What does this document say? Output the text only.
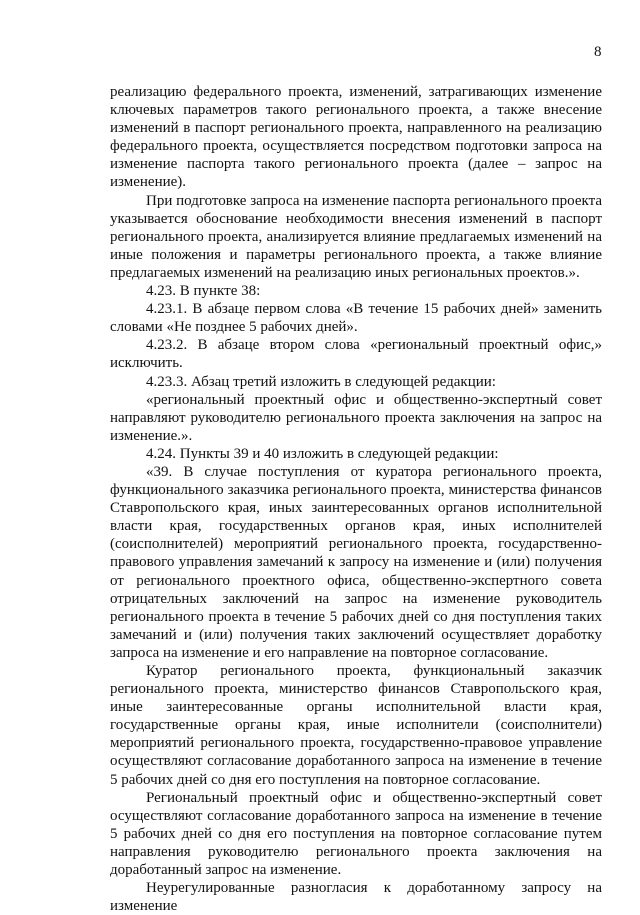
8

реализацию федерального проекта, изменений, затрагивающих изменение ключевых параметров такого регионального проекта, а также внесение изменений в паспорт регионального проекта, направленного на реализацию федерального проекта, осуществляется посредством подготовки запроса на изменение паспорта такого регионального проекта (далее – запрос на изменение).

При подготовке запроса на изменение паспорта регионального проекта указывается обоснование необходимости внесения изменений в паспорт регионального проекта, анализируется влияние предлагаемых изменений на иные положения и параметры регионального проекта, а также влияние предлагаемых изменений на реализацию иных региональных проектов.».

4.23. В пункте 38:

4.23.1. В абзаце первом слова «В течение 15 рабочих дней» заменить словами «Не позднее 5 рабочих дней».

4.23.2. В абзаце втором слова «региональный проектный офис,» исключить.

4.23.3. Абзац третий изложить в следующей редакции:

«региональный проектный офис и общественно-экспертный совет направляют руководителю регионального проекта заключения на запрос на изменение.».

4.24. Пункты 39 и 40 изложить в следующей редакции:

«39. В случае поступления от куратора регионального проекта, функционального заказчика регионального проекта, министерства финансов Ставропольского края, иных заинтересованных органов исполнительной власти края, государственных органов края, иных исполнителей (соисполнителей) мероприятий регионального проекта, государственно-правового управления замечаний к запросу на изменение и (или) получения от регионального проектного офиса, общественно-экспертного совета отрицательных заключений на запрос на изменение руководитель регионального проекта в течение 5 рабочих дней со дня поступления таких замечаний и (или) получения таких заключений осуществляет доработку запроса на изменение и его направление на повторное согласование.

Куратор регионального проекта, функциональный заказчик регионального проекта, министерство финансов Ставропольского края, иные заинтересованные органы исполнительной власти края, государственные органы края, иные исполнители (соисполнители) мероприятий регионального проекта, государственно-правовое управление осуществляют согласование доработанного запроса на изменение в течение 5 рабочих дней со дня его поступления на повторное согласование.

Региональный проектный офис и общественно-экспертный совет осуществляют согласование доработанного запроса на изменение в течение 5 рабочих дней со дня его поступления на повторное согласование путем направления руководителю регионального проекта заключения на доработанный запрос на изменение.

Неурегулированные разногласия к доработанному запросу на изменение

☆ ☆ ☆ ☆

Task description: Each entry must be retyped word for word, with every image omitted.

Answer for the task:
What does this document say? Output the text only.
8

реализацию федерального проекта, изменений, затрагивающих изменение ключевых параметров такого регионального проекта, а также внесение изменений в паспорт регионального проекта, направленного на реализацию федерального проекта, осуществляется посредством подготовки запроса на изменение паспорта такого регионального проекта (далее – запрос на изменение).

При подготовке запроса на изменение паспорта регионального проекта указывается обоснование необходимости внесения изменений в паспорт регионального проекта, анализируется влияние предлагаемых изменений на иные положения и параметры регионального проекта, а также влияние предлагаемых изменений на реализацию иных региональных проектов.».

4.23. В пункте 38:

4.23.1. В абзаце первом слова «В течение 15 рабочих дней» заменить словами «Не позднее 5 рабочих дней».

4.23.2. В абзаце втором слова «региональный проектный офис,» исключить.

4.23.3. Абзац третий изложить в следующей редакции:

«региональный проектный офис и общественно-экспертный совет направляют руководителю регионального проекта заключения на запрос на изменение.».

4.24. Пункты 39 и 40 изложить в следующей редакции:

«39. В случае поступления от куратора регионального проекта, функционального заказчика регионального проекта, министерства финансов Ставропольского края, иных заинтересованных органов исполнительной власти края, государственных органов края, иных исполнителей (соисполнителей) мероприятий регионального проекта, государственно-правового управления замечаний к запросу на изменение и (или) получения от регионального проектного офиса, общественно-экспертного совета отрицательных заключений на запрос на изменение руководитель регионального проекта в течение 5 рабочих дней со дня поступления таких замечаний и (или) получения таких заключений осуществляет доработку запроса на изменение и его направление на повторное согласование.

Куратор регионального проекта, функциональный заказчик регионального проекта, министерство финансов Ставропольского края, иные заинтересованные органы исполнительной власти края, государственные органы края, иные исполнители (соисполнители) мероприятий регионального проекта, государственно-правовое управление осуществляют согласование доработанного запроса на изменение в течение 5 рабочих дней со дня его поступления на повторное согласование.

Региональный проектный офис и общественно-экспертный совет осуществляют согласование доработанного запроса на изменение в течение 5 рабочих дней со дня его поступления на повторное согласование путем направления руководителю регионального проекта заключения на доработанный запрос на изменение.

Неурегулированные разногласия к доработанному запросу на изменение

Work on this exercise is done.